[Extracted records]
▼

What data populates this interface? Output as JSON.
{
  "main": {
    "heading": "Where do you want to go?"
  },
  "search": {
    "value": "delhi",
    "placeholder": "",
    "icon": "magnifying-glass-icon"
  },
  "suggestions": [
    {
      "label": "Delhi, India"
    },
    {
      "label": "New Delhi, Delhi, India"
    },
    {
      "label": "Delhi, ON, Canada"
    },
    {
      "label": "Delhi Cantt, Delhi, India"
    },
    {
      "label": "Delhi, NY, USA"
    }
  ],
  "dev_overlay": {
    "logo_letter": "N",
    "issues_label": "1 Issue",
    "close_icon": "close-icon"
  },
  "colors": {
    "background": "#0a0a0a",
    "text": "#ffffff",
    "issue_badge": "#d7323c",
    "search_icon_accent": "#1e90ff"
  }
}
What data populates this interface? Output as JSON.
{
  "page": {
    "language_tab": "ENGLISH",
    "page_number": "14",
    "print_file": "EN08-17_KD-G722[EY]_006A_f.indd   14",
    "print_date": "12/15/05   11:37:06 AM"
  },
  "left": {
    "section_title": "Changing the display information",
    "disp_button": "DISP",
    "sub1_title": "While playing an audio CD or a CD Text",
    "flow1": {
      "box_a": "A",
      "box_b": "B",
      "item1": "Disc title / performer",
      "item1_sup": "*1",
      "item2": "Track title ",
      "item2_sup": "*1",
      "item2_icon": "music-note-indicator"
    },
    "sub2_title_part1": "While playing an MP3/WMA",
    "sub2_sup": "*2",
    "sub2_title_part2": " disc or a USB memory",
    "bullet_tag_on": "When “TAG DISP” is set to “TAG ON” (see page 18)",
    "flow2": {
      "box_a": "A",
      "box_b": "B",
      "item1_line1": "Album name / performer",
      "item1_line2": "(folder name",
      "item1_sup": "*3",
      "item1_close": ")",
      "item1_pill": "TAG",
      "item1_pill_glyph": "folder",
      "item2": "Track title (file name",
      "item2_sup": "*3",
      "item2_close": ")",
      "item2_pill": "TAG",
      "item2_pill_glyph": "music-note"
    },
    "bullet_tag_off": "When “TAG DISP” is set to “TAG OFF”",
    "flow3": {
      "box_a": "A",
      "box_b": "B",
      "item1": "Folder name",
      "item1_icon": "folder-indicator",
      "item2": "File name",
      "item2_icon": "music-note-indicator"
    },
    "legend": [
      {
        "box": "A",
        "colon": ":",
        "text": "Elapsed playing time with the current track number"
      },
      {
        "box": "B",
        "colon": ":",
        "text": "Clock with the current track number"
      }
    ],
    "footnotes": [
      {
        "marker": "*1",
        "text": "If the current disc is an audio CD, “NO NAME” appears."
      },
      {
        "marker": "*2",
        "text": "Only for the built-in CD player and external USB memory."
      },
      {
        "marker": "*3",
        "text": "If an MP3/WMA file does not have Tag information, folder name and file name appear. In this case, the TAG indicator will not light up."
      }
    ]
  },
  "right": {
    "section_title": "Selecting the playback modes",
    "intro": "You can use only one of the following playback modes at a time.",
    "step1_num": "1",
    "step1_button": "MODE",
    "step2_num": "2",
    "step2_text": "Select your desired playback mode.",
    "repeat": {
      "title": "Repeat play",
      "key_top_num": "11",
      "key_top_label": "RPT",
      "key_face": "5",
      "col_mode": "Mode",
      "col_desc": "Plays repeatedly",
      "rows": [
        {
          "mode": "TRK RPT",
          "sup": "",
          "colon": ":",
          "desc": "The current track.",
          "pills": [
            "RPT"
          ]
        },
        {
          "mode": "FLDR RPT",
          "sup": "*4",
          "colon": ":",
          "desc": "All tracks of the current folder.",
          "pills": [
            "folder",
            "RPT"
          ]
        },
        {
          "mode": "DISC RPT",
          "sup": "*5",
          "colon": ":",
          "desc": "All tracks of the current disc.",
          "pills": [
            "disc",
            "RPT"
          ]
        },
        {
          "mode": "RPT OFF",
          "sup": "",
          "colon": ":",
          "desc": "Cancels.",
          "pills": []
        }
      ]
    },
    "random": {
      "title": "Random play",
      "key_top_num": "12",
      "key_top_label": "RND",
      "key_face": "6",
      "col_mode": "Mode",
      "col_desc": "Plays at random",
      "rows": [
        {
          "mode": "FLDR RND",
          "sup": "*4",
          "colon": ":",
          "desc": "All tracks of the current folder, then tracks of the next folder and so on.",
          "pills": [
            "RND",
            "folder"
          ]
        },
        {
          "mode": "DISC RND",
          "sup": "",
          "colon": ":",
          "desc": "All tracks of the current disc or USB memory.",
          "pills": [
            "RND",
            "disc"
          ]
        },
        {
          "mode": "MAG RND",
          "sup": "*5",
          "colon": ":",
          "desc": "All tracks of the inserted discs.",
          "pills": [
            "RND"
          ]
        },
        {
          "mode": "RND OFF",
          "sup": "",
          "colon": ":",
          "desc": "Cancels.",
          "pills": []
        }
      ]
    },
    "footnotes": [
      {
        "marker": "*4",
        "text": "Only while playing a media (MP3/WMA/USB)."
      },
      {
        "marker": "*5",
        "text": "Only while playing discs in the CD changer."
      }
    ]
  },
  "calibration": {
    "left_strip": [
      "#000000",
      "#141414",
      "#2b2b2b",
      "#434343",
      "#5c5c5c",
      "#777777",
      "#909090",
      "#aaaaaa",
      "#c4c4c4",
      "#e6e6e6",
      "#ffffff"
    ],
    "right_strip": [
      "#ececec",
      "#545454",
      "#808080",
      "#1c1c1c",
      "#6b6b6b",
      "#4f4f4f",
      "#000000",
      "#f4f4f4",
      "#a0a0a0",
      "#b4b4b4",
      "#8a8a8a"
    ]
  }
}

▲

DO THIS:
Please reproduce the entire listing, exactly as shown.

EXERCISE RESULT:
What data populates this interface? Output as JSON.
{
  "main": {
    "heading": "Where do you want to go?"
  },
  "search": {
    "value": "delhi",
    "placeholder": "",
    "icon": "magnifying-glass-icon"
  },
  "suggestions": [
    {
      "label": "Delhi, India"
    },
    {
      "label": "New Delhi, Delhi, India"
    },
    {
      "label": "Delhi, ON, Canada"
    },
    {
      "label": "Delhi Cantt, Delhi, India"
    },
    {
      "label": "Delhi, NY, USA"
    }
  ],
  "dev_overlay": {
    "logo_letter": "N",
    "issues_label": "1 Issue",
    "close_icon": "close-icon"
  },
  "colors": {
    "background": "#0a0a0a",
    "text": "#ffffff",
    "issue_badge": "#d7323c",
    "search_icon_accent": "#1e90ff"
  }
}
What data populates this interface? Output as JSON.
{
  "page": {
    "language_tab": "ENGLISH",
    "page_number": "14",
    "print_file": "EN08-17_KD-G722[EY]_006A_f.indd   14",
    "print_date": "12/15/05   11:37:06 AM"
  },
  "left": {
    "section_title": "Changing the display information",
    "disp_button": "DISP",
    "sub1_title": "While playing an audio CD or a CD Text",
    "flow1": {
      "box_a": "A",
      "box_b": "B",
      "item1": "Disc title / performer",
      "item1_sup": "*1",
      "item2": "Track title ",
      "item2_sup": "*1",
      "item2_icon": "music-note-indicator"
    },
    "sub2_title_part1": "While playing an MP3/WMA",
    "sub2_sup": "*2",
    "sub2_title_part2": " disc or a USB memory",
    "bullet_tag_on": "When “TAG DISP” is set to “TAG ON” (see page 18)",
    "flow2": {
      "box_a": "A",
      "box_b": "B",
      "item1_line1": "Album name / performer",
      "item1_line2": "(folder name",
      "item1_sup": "*3",
      "item1_close": ")",
      "item1_pill": "TAG",
      "item1_pill_glyph": "folder",
      "item2": "Track title (file name",
      "item2_sup": "*3",
      "item2_close": ")",
      "item2_pill": "TAG",
      "item2_pill_glyph": "music-note"
    },
    "bullet_tag_off": "When “TAG DISP” is set to “TAG OFF”",
    "flow3": {
      "box_a": "A",
      "box_b": "B",
      "item1": "Folder name",
      "item1_icon": "folder-indicator",
      "item2": "File name",
      "item2_icon": "music-note-indicator"
    },
    "legend": [
      {
        "box": "A",
        "colon": ":",
        "text": "Elapsed playing time with the current track number"
      },
      {
        "box": "B",
        "colon": ":",
        "text": "Clock with the current track number"
      }
    ],
    "footnotes": [
      {
        "marker": "*1",
        "text": "If the current disc is an audio CD, “NO NAME” appears."
      },
      {
        "marker": "*2",
        "text": "Only for the built-in CD player and external USB memory."
      },
      {
        "marker": "*3",
        "text": "If an MP3/WMA file does not have Tag information, folder name and file name appear. In this case, the TAG indicator will not light up."
      }
    ]
  },
  "right": {
    "section_title": "Selecting the playback modes",
    "intro": "You can use only one of the following playback modes at a time.",
    "step1_num": "1",
    "step1_button": "MODE",
    "step2_num": "2",
    "step2_text": "Select your desired playback mode.",
    "repeat": {
      "title": "Repeat play",
      "key_top_num": "11",
      "key_top_label": "RPT",
      "key_face": "5",
      "col_mode": "Mode",
      "col_desc": "Plays repeatedly",
      "rows": [
        {
          "mode": "TRK RPT",
          "sup": "",
          "colon": ":",
          "desc": "The current track.",
          "pills": [
            "RPT"
          ]
        },
        {
          "mode": "FLDR RPT",
          "sup": "*4",
          "colon": ":",
          "desc": "All tracks of the current folder.",
          "pills": [
            "folder",
            "RPT"
          ]
        },
        {
          "mode": "DISC RPT",
          "sup": "*5",
          "colon": ":",
          "desc": "All tracks of the current disc.",
          "pills": [
            "disc",
            "RPT"
          ]
        },
        {
          "mode": "RPT OFF",
          "sup": "",
          "colon": ":",
          "desc": "Cancels.",
          "pills": []
        }
      ]
    },
    "random": {
      "title": "Random play",
      "key_top_num": "12",
      "key_top_label": "RND",
      "key_face": "6",
      "col_mode": "Mode",
      "col_desc": "Plays at random",
      "rows": [
        {
          "mode": "FLDR RND",
          "sup": "*4",
          "colon": ":",
          "desc": "All tracks of the current folder, then tracks of the next folder and so on.",
          "pills": [
            "RND",
            "folder"
          ]
        },
        {
          "mode": "DISC RND",
          "sup": "",
          "colon": ":",
          "desc": "All tracks of the current disc or USB memory.",
          "pills": [
            "RND",
            "disc"
          ]
        },
        {
          "mode": "MAG RND",
          "sup": "*5",
          "colon": ":",
          "desc": "All tracks of the inserted discs.",
          "pills": [
            "RND"
          ]
        },
        {
          "mode": "RND OFF",
          "sup": "",
          "colon": ":",
          "desc": "Cancels.",
          "pills": []
        }
      ]
    },
    "footnotes": [
      {
        "marker": "*4",
        "text": "Only while playing a media (MP3/WMA/USB)."
      },
      {
        "marker": "*5",
        "text": "Only while playing discs in the CD changer."
      }
    ]
  },
  "calibration": {
    "left_strip": [
      "#000000",
      "#141414",
      "#2b2b2b",
      "#434343",
      "#5c5c5c",
      "#777777",
      "#909090",
      "#aaaaaa",
      "#c4c4c4",
      "#e6e6e6",
      "#ffffff"
    ],
    "right_strip": [
      "#ececec",
      "#545454",
      "#808080",
      "#1c1c1c",
      "#6b6b6b",
      "#4f4f4f",
      "#000000",
      "#f4f4f4",
      "#a0a0a0",
      "#b4b4b4",
      "#8a8a8a"
    ]
  }
}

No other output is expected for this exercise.